▸ **Written problem**
Print the listing as it stands, omitting all images.

▸ **Input records**
________________________________________

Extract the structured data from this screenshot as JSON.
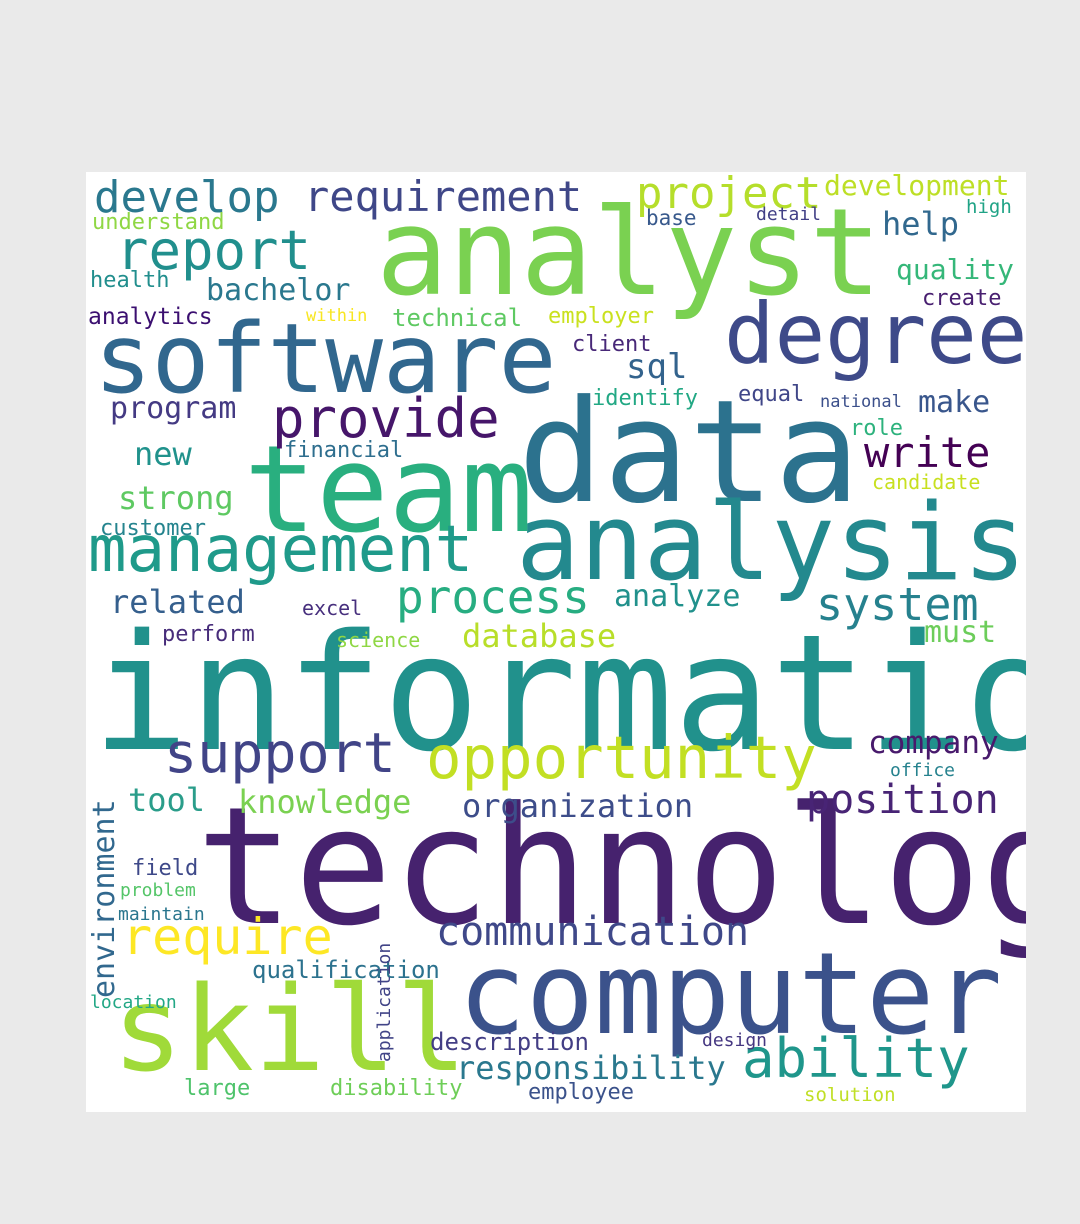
{
  "word_cloud": {
    "words": [
      {
        "text": "information",
        "color": "#21918c"
      },
      {
        "text": "technology",
        "color": "#46226e"
      },
      {
        "text": "data",
        "color": "#2c728e"
      },
      {
        "text": "analyst",
        "color": "#7ad151"
      },
      {
        "text": "analysis",
        "color": "#23898e"
      },
      {
        "text": "software",
        "color": "#31678e"
      },
      {
        "text": "team",
        "color": "#29af7f"
      },
      {
        "text": "computer",
        "color": "#3b528b"
      },
      {
        "text": "skill",
        "color": "#a0da39"
      },
      {
        "text": "degree",
        "color": "#3e4a89"
      },
      {
        "text": "management",
        "color": "#1f9a8a"
      },
      {
        "text": "opportunity",
        "color": "#c2df23"
      },
      {
        "text": "support",
        "color": "#414487"
      },
      {
        "text": "provide",
        "color": "#46166a"
      },
      {
        "text": "report",
        "color": "#218f8d"
      },
      {
        "text": "develop",
        "color": "#2a788e"
      },
      {
        "text": "requirement",
        "color": "#3f4788"
      },
      {
        "text": "project",
        "color": "#b5de2b"
      },
      {
        "text": "process",
        "color": "#27ad81"
      },
      {
        "text": "system",
        "color": "#26818e"
      },
      {
        "text": "ability",
        "color": "#1f968b"
      },
      {
        "text": "require",
        "color": "#fde725"
      },
      {
        "text": "communication",
        "color": "#3f4889"
      },
      {
        "text": "position",
        "color": "#482475"
      },
      {
        "text": "write",
        "color": "#440154"
      },
      {
        "text": "responsibility",
        "color": "#2a788e"
      },
      {
        "text": "organization",
        "color": "#3d4d8a"
      },
      {
        "text": "development",
        "color": "#bddf26"
      },
      {
        "text": "knowledge",
        "color": "#7ad151"
      },
      {
        "text": "database",
        "color": "#b8de29"
      },
      {
        "text": "company",
        "color": "#481a6c"
      },
      {
        "text": "environment",
        "color": "#31688e"
      },
      {
        "text": "strong",
        "color": "#5ec962"
      },
      {
        "text": "related",
        "color": "#355f8d"
      },
      {
        "text": "program",
        "color": "#443a83"
      },
      {
        "text": "quality",
        "color": "#35b779"
      },
      {
        "text": "bachelor",
        "color": "#2a788e"
      },
      {
        "text": "help",
        "color": "#31688e"
      },
      {
        "text": "tool",
        "color": "#2a9d8a"
      },
      {
        "text": "make",
        "color": "#39568c"
      },
      {
        "text": "analyze",
        "color": "#21918c"
      },
      {
        "text": "sql",
        "color": "#33638d"
      },
      {
        "text": "must",
        "color": "#6ccd5a"
      },
      {
        "text": "new",
        "color": "#20928c"
      },
      {
        "text": "technical",
        "color": "#5ec962"
      },
      {
        "text": "qualification",
        "color": "#2c728e"
      },
      {
        "text": "description",
        "color": "#433e85"
      },
      {
        "text": "employer",
        "color": "#cae11f"
      },
      {
        "text": "understand",
        "color": "#8fd744"
      },
      {
        "text": "analytics",
        "color": "#3b0f70"
      },
      {
        "text": "create",
        "color": "#481f70"
      },
      {
        "text": "client",
        "color": "#482878"
      },
      {
        "text": "identify",
        "color": "#22a884"
      },
      {
        "text": "equal",
        "color": "#404688"
      },
      {
        "text": "health",
        "color": "#218e8d"
      },
      {
        "text": "perform",
        "color": "#472c7a"
      },
      {
        "text": "role",
        "color": "#2db27d"
      },
      {
        "text": "candidate",
        "color": "#c8e020"
      },
      {
        "text": "customer",
        "color": "#25848e"
      },
      {
        "text": "financial",
        "color": "#2e6e8e"
      },
      {
        "text": "excel",
        "color": "#472f7d"
      },
      {
        "text": "science",
        "color": "#8fd744"
      },
      {
        "text": "base",
        "color": "#38598c"
      },
      {
        "text": "detail",
        "color": "#424086"
      },
      {
        "text": "high",
        "color": "#20a386"
      },
      {
        "text": "within",
        "color": "#f8e621"
      },
      {
        "text": "national",
        "color": "#3c508b"
      },
      {
        "text": "office",
        "color": "#26828e"
      },
      {
        "text": "field",
        "color": "#3e4989"
      },
      {
        "text": "problem",
        "color": "#54c568"
      },
      {
        "text": "maintain",
        "color": "#2a768e"
      },
      {
        "text": "location",
        "color": "#22a785"
      },
      {
        "text": "design",
        "color": "#453781"
      },
      {
        "text": "large",
        "color": "#4ec36b"
      },
      {
        "text": "disability",
        "color": "#6ece58"
      },
      {
        "text": "employee",
        "color": "#3b528b"
      },
      {
        "text": "solution",
        "color": "#c0df25"
      },
      {
        "text": "application",
        "color": "#414487"
      }
    ]
  }
}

________________________________________

▸ **Task solution**
Extract the structured data from this screenshot as JSON.
{
  "word_cloud": {
    "words": [
      {
        "text": "information",
        "color": "#21918c"
      },
      {
        "text": "technology",
        "color": "#46226e"
      },
      {
        "text": "data",
        "color": "#2c728e"
      },
      {
        "text": "analyst",
        "color": "#7ad151"
      },
      {
        "text": "analysis",
        "color": "#23898e"
      },
      {
        "text": "software",
        "color": "#31678e"
      },
      {
        "text": "team",
        "color": "#29af7f"
      },
      {
        "text": "computer",
        "color": "#3b528b"
      },
      {
        "text": "skill",
        "color": "#a0da39"
      },
      {
        "text": "degree",
        "color": "#3e4a89"
      },
      {
        "text": "management",
        "color": "#1f9a8a"
      },
      {
        "text": "opportunity",
        "color": "#c2df23"
      },
      {
        "text": "support",
        "color": "#414487"
      },
      {
        "text": "provide",
        "color": "#46166a"
      },
      {
        "text": "report",
        "color": "#218f8d"
      },
      {
        "text": "develop",
        "color": "#2a788e"
      },
      {
        "text": "requirement",
        "color": "#3f4788"
      },
      {
        "text": "project",
        "color": "#b5de2b"
      },
      {
        "text": "process",
        "color": "#27ad81"
      },
      {
        "text": "system",
        "color": "#26818e"
      },
      {
        "text": "ability",
        "color": "#1f968b"
      },
      {
        "text": "require",
        "color": "#fde725"
      },
      {
        "text": "communication",
        "color": "#3f4889"
      },
      {
        "text": "position",
        "color": "#482475"
      },
      {
        "text": "write",
        "color": "#440154"
      },
      {
        "text": "responsibility",
        "color": "#2a788e"
      },
      {
        "text": "organization",
        "color": "#3d4d8a"
      },
      {
        "text": "development",
        "color": "#bddf26"
      },
      {
        "text": "knowledge",
        "color": "#7ad151"
      },
      {
        "text": "database",
        "color": "#b8de29"
      },
      {
        "text": "company",
        "color": "#481a6c"
      },
      {
        "text": "environment",
        "color": "#31688e"
      },
      {
        "text": "strong",
        "color": "#5ec962"
      },
      {
        "text": "related",
        "color": "#355f8d"
      },
      {
        "text": "program",
        "color": "#443a83"
      },
      {
        "text": "quality",
        "color": "#35b779"
      },
      {
        "text": "bachelor",
        "color": "#2a788e"
      },
      {
        "text": "help",
        "color": "#31688e"
      },
      {
        "text": "tool",
        "color": "#2a9d8a"
      },
      {
        "text": "make",
        "color": "#39568c"
      },
      {
        "text": "analyze",
        "color": "#21918c"
      },
      {
        "text": "sql",
        "color": "#33638d"
      },
      {
        "text": "must",
        "color": "#6ccd5a"
      },
      {
        "text": "new",
        "color": "#20928c"
      },
      {
        "text": "technical",
        "color": "#5ec962"
      },
      {
        "text": "qualification",
        "color": "#2c728e"
      },
      {
        "text": "description",
        "color": "#433e85"
      },
      {
        "text": "employer",
        "color": "#cae11f"
      },
      {
        "text": "understand",
        "color": "#8fd744"
      },
      {
        "text": "analytics",
        "color": "#3b0f70"
      },
      {
        "text": "create",
        "color": "#481f70"
      },
      {
        "text": "client",
        "color": "#482878"
      },
      {
        "text": "identify",
        "color": "#22a884"
      },
      {
        "text": "equal",
        "color": "#404688"
      },
      {
        "text": "health",
        "color": "#218e8d"
      },
      {
        "text": "perform",
        "color": "#472c7a"
      },
      {
        "text": "role",
        "color": "#2db27d"
      },
      {
        "text": "candidate",
        "color": "#c8e020"
      },
      {
        "text": "customer",
        "color": "#25848e"
      },
      {
        "text": "financial",
        "color": "#2e6e8e"
      },
      {
        "text": "excel",
        "color": "#472f7d"
      },
      {
        "text": "science",
        "color": "#8fd744"
      },
      {
        "text": "base",
        "color": "#38598c"
      },
      {
        "text": "detail",
        "color": "#424086"
      },
      {
        "text": "high",
        "color": "#20a386"
      },
      {
        "text": "within",
        "color": "#f8e621"
      },
      {
        "text": "national",
        "color": "#3c508b"
      },
      {
        "text": "office",
        "color": "#26828e"
      },
      {
        "text": "field",
        "color": "#3e4989"
      },
      {
        "text": "problem",
        "color": "#54c568"
      },
      {
        "text": "maintain",
        "color": "#2a768e"
      },
      {
        "text": "location",
        "color": "#22a785"
      },
      {
        "text": "design",
        "color": "#453781"
      },
      {
        "text": "large",
        "color": "#4ec36b"
      },
      {
        "text": "disability",
        "color": "#6ece58"
      },
      {
        "text": "employee",
        "color": "#3b528b"
      },
      {
        "text": "solution",
        "color": "#c0df25"
      },
      {
        "text": "application",
        "color": "#414487"
      }
    ]
  }
}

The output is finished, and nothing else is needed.